** Data lines **
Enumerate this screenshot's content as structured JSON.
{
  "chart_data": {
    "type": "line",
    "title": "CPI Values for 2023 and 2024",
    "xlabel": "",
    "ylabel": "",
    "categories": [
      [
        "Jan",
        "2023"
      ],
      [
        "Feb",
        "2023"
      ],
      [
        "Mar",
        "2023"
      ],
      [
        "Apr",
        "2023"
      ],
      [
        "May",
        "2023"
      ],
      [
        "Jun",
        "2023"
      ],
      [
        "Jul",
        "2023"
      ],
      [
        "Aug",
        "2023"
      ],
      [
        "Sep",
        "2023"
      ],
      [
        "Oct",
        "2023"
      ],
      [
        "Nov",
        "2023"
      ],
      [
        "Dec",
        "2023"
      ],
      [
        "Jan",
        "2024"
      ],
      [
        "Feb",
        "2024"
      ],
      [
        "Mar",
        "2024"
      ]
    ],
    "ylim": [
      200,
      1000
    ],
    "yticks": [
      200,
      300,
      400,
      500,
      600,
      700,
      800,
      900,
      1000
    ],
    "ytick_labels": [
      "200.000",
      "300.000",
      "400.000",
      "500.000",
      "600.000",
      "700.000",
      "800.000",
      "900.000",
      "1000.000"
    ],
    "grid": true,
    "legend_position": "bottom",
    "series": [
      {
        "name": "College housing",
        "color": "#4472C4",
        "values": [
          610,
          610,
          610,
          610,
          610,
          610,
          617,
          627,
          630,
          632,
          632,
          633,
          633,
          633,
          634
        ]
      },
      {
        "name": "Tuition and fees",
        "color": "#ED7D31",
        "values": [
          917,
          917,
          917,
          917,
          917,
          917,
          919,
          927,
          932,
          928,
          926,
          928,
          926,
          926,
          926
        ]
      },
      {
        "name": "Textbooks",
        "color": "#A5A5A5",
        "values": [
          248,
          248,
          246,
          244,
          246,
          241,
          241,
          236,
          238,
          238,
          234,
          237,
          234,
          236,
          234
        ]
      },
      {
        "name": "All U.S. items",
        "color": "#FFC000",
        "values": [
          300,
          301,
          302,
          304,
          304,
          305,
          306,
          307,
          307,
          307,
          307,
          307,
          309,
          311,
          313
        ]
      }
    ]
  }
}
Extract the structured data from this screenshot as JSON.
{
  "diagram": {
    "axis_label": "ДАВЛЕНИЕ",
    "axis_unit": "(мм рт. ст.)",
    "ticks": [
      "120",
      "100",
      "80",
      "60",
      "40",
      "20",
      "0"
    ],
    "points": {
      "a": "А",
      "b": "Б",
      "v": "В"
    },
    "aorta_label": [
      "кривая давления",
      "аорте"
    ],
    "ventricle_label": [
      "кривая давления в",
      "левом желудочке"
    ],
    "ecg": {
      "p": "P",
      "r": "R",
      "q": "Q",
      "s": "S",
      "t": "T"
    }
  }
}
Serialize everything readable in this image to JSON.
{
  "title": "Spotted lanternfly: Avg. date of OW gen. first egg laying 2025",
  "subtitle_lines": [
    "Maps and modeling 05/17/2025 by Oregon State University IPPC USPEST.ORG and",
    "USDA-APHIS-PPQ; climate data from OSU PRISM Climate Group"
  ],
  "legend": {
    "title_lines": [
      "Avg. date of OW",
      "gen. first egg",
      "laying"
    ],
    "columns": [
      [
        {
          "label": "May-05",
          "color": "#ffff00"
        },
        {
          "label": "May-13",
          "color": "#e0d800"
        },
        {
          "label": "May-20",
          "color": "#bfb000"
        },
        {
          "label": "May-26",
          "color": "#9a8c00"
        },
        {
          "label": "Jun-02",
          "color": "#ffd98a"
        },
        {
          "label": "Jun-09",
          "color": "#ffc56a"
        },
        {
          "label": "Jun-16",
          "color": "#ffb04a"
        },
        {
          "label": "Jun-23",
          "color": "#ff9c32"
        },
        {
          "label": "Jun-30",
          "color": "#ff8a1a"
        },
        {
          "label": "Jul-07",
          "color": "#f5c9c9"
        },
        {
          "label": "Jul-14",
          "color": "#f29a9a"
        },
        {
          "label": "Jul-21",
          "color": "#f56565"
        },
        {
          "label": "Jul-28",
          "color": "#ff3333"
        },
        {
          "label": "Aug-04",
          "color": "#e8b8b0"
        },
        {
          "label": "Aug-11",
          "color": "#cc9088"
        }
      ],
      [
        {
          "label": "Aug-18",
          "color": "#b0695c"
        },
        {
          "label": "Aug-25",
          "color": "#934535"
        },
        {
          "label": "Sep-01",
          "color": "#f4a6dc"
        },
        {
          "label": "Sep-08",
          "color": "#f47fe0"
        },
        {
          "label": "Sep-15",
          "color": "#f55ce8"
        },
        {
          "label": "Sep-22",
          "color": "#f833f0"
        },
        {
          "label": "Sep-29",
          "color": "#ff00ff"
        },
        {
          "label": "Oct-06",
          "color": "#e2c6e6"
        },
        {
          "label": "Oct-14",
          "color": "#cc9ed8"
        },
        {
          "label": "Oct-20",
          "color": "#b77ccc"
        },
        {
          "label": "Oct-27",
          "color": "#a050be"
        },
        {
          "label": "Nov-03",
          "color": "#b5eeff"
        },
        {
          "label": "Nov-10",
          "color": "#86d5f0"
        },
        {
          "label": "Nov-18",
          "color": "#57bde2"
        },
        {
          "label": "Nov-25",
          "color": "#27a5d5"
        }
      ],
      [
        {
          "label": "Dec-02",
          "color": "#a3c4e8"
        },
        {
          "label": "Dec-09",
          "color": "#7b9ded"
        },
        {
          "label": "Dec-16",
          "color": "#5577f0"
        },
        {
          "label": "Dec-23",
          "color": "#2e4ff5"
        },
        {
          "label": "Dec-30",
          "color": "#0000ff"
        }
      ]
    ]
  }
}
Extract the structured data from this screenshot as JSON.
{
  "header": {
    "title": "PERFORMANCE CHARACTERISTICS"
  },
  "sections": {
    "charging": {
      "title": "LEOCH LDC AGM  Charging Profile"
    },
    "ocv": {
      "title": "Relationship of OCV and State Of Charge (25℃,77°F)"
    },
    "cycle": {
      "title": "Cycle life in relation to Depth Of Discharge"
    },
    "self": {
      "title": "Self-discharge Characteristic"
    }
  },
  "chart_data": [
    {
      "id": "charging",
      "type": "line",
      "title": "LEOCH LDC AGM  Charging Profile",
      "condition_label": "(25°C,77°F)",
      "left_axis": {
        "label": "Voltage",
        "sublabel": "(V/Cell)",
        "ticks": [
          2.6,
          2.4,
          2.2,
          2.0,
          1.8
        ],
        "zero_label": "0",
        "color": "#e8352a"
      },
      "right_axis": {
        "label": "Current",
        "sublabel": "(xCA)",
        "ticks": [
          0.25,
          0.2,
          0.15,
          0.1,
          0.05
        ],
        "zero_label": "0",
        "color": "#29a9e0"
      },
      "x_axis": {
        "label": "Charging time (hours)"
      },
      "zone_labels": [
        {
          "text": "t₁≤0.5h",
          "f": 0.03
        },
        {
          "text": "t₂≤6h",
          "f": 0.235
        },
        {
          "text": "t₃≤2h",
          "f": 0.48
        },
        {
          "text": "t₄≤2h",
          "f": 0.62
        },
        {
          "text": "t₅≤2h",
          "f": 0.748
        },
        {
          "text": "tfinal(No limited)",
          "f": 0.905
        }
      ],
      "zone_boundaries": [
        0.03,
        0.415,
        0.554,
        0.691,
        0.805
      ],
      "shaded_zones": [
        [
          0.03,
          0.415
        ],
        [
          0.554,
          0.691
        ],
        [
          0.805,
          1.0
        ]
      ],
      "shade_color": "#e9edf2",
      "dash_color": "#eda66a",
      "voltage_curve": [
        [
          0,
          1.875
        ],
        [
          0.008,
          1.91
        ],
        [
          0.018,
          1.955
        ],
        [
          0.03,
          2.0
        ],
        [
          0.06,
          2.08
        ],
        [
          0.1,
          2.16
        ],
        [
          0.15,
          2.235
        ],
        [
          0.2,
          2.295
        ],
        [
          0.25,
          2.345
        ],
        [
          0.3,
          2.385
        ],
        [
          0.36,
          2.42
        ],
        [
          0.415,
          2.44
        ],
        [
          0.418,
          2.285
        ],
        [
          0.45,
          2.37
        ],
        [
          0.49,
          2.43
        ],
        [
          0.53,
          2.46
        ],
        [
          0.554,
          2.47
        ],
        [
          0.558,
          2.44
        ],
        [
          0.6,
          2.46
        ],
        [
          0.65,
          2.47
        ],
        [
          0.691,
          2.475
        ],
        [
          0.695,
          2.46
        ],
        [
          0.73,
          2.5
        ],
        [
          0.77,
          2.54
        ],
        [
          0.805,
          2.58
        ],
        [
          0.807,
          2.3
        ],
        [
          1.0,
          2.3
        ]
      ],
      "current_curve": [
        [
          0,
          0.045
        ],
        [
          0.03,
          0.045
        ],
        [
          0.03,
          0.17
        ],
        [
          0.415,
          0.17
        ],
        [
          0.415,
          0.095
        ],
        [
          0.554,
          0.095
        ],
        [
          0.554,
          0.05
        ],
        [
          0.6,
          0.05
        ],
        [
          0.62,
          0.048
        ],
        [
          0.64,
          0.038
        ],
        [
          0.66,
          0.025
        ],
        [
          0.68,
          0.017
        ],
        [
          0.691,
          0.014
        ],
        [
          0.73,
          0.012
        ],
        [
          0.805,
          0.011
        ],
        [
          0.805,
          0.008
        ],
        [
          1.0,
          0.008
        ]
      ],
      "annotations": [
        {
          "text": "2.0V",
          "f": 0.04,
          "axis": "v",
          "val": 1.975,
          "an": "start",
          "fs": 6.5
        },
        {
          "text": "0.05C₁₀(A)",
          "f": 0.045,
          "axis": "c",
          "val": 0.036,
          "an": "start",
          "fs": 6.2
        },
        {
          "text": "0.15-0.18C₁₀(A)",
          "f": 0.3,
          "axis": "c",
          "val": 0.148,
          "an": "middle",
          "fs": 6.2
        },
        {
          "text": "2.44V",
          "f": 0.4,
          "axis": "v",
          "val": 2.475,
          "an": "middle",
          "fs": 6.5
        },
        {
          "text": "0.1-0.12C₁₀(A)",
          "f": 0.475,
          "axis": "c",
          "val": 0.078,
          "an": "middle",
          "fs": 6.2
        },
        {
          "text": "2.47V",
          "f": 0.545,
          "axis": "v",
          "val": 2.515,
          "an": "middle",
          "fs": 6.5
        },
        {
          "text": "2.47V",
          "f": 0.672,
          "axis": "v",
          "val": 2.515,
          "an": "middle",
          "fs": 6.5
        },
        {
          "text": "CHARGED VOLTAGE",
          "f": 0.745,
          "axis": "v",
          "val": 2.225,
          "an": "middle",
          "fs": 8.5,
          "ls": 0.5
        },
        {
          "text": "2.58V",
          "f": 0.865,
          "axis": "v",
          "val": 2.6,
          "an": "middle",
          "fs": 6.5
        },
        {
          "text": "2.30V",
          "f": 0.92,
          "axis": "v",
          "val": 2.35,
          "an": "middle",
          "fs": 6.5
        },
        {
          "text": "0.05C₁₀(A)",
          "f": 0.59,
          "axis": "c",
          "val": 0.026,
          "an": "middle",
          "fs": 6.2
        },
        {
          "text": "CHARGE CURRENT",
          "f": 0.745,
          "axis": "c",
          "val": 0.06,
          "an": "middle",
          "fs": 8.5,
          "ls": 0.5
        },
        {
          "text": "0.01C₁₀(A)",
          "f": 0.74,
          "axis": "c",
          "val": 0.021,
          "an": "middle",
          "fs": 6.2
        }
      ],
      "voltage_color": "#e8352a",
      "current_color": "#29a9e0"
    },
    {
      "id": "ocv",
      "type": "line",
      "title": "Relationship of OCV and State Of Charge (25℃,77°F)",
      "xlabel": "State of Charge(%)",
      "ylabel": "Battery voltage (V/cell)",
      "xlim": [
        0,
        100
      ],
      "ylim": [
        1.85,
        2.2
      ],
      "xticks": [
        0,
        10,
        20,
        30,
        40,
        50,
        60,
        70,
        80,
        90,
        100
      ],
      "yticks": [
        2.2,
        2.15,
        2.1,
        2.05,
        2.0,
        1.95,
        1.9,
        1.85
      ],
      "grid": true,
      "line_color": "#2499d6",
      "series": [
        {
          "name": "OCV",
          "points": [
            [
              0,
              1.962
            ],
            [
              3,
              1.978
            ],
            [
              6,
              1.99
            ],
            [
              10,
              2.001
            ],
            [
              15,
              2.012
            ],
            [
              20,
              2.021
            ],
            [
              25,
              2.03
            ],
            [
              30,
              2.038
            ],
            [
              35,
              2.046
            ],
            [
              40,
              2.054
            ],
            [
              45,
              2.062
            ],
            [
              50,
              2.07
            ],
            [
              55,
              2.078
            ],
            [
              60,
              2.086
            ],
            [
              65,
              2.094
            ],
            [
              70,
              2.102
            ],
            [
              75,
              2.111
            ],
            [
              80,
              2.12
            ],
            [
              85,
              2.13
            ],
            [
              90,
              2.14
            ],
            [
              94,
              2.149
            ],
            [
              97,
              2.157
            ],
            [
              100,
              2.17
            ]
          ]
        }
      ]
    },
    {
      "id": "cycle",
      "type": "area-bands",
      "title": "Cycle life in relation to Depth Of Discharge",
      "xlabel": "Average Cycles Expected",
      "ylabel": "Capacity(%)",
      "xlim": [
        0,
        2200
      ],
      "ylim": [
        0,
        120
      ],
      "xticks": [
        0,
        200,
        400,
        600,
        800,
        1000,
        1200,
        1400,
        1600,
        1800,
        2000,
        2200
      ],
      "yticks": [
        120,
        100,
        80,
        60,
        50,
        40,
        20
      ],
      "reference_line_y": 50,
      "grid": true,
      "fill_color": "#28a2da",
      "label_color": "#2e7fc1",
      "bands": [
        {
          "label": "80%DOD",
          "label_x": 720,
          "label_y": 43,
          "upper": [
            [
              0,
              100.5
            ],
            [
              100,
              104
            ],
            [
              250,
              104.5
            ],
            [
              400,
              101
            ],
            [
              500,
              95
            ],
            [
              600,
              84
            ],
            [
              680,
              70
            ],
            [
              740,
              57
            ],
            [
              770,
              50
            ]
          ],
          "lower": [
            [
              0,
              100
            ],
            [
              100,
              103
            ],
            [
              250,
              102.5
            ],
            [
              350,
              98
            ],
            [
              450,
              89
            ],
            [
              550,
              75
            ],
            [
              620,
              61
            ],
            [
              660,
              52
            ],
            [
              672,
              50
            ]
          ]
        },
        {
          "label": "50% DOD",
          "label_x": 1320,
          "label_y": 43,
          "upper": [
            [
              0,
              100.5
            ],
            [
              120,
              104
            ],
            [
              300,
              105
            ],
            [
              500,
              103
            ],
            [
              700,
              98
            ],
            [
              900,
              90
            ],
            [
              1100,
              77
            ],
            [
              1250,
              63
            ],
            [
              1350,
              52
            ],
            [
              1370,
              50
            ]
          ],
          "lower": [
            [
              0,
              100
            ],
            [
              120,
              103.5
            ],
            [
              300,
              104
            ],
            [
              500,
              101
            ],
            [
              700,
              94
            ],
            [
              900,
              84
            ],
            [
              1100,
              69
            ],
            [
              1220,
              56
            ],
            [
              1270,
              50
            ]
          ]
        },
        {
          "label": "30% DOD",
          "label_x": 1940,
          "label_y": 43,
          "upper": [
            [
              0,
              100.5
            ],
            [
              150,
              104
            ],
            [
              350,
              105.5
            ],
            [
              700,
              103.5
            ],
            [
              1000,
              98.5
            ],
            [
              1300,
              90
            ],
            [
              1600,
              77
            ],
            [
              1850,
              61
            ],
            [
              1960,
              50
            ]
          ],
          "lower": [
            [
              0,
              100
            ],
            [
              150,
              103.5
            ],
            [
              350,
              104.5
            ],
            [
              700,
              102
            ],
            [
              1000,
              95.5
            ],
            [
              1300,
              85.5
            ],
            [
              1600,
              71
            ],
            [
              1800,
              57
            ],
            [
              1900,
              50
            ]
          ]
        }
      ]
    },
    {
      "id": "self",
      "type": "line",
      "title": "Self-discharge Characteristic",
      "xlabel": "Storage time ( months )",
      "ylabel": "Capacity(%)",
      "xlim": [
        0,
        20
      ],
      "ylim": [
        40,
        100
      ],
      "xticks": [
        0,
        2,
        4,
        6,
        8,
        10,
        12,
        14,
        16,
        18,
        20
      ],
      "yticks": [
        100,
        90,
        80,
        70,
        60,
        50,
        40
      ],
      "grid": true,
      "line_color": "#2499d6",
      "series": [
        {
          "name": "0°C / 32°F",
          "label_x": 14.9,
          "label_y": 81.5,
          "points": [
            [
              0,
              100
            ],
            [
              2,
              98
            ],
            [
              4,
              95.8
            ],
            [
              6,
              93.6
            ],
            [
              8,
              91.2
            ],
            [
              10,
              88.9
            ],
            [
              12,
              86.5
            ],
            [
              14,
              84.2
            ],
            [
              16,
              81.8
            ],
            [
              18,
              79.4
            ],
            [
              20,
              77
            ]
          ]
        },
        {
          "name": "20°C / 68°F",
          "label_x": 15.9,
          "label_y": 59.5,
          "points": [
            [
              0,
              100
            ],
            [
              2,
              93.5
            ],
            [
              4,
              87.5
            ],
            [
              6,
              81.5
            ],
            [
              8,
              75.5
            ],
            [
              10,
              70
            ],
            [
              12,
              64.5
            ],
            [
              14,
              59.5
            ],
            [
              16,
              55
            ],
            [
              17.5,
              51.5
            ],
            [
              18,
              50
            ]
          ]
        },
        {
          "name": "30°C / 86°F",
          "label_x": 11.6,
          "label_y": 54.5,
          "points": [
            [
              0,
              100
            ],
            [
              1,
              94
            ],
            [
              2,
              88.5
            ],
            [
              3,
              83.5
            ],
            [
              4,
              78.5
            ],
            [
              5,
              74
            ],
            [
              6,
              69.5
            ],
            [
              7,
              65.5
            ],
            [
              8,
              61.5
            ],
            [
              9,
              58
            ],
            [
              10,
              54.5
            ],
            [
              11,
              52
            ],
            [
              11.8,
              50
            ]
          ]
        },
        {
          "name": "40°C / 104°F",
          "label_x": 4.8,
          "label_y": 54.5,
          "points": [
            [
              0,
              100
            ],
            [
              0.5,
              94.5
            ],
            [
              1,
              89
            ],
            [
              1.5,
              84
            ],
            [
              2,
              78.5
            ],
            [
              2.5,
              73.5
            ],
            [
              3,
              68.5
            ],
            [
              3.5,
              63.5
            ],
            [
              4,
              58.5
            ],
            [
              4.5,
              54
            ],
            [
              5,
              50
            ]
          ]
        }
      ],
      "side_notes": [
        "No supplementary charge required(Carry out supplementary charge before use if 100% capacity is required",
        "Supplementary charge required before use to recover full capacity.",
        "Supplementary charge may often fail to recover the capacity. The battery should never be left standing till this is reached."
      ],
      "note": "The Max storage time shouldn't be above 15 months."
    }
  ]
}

** Problem to work on **
Review the preceding data and report every line that includes the string "life".

** Final result **
      "title": "Cycle life in relation to Depth Of Discharge"
      "title": "Cycle life in relation to Depth Of Discharge",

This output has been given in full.